## Begin Raw records
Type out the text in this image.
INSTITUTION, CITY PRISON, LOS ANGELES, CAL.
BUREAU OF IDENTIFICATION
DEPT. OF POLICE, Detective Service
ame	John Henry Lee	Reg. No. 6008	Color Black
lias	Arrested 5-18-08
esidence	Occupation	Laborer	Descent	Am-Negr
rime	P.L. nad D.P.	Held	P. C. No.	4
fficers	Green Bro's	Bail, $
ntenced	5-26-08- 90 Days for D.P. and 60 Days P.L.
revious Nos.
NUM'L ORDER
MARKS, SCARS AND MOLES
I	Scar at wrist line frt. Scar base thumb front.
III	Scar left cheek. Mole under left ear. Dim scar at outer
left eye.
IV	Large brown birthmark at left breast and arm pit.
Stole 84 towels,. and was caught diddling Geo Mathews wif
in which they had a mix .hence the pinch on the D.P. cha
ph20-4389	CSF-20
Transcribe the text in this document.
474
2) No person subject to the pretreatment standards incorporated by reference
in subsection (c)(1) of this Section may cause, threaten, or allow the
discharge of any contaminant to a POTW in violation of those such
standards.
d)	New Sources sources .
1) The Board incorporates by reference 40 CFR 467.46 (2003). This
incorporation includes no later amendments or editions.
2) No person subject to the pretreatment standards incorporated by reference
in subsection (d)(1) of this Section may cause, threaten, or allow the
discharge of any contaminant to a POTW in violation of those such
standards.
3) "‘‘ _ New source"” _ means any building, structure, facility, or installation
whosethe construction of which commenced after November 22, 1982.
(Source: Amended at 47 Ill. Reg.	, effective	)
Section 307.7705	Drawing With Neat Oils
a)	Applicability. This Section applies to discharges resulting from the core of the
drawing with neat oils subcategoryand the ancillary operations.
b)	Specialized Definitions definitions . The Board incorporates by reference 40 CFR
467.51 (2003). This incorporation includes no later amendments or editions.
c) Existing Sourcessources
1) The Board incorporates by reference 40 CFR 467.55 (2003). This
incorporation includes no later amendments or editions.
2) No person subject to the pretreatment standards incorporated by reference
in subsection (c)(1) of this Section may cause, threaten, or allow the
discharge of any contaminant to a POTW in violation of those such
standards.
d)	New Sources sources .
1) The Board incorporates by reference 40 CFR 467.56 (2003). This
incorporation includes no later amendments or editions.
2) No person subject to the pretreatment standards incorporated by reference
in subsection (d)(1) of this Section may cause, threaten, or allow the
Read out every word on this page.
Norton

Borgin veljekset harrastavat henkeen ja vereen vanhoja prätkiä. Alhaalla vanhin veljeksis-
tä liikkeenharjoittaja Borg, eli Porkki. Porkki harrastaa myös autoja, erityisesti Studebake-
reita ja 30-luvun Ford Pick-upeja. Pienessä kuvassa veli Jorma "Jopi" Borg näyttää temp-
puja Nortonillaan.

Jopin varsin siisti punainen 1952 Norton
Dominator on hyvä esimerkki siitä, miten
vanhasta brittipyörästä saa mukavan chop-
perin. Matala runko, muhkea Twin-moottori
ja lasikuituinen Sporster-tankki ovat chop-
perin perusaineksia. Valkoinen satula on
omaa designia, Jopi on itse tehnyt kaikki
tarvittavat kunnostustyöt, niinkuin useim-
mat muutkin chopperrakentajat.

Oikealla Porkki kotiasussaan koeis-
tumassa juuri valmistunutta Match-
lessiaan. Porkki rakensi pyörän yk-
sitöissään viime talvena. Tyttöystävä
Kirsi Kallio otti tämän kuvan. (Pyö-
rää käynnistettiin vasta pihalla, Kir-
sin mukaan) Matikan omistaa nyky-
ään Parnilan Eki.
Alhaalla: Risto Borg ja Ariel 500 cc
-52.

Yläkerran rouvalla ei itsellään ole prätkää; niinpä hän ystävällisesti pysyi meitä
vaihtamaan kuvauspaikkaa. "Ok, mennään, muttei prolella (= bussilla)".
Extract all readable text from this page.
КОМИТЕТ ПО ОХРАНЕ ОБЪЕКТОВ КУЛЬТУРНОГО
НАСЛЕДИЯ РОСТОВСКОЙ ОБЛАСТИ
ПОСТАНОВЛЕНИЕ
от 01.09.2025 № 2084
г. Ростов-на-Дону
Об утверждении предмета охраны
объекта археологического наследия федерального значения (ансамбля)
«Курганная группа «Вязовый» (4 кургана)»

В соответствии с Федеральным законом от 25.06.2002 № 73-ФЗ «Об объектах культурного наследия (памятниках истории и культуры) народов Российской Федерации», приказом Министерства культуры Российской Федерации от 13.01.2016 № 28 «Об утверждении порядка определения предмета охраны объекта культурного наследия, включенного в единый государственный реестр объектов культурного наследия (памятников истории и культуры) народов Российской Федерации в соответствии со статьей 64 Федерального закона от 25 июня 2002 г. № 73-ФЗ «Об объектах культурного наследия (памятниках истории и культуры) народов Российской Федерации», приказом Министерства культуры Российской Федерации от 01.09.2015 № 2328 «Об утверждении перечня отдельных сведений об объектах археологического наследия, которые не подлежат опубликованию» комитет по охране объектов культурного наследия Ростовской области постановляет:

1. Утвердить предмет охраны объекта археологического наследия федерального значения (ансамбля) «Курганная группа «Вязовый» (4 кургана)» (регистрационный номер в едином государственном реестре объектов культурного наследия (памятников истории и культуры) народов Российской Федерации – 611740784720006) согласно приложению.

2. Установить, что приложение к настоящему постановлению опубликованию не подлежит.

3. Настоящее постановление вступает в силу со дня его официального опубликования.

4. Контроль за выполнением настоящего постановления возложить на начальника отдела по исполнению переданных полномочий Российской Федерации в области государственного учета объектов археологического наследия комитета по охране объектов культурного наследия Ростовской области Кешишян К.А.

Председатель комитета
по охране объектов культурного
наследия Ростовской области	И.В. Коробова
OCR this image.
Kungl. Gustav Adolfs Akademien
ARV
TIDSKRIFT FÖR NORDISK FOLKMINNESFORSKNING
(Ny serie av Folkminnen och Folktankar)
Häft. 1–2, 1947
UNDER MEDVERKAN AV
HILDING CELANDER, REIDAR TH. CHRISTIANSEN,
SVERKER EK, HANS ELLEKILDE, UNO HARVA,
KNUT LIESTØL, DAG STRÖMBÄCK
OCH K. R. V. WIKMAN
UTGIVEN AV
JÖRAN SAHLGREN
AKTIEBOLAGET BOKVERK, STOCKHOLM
## End Raw records
* What the exercise asks *
Within the entries above, work out how many lines contain the word "предмета". The number alone is the answer.

* In response *
2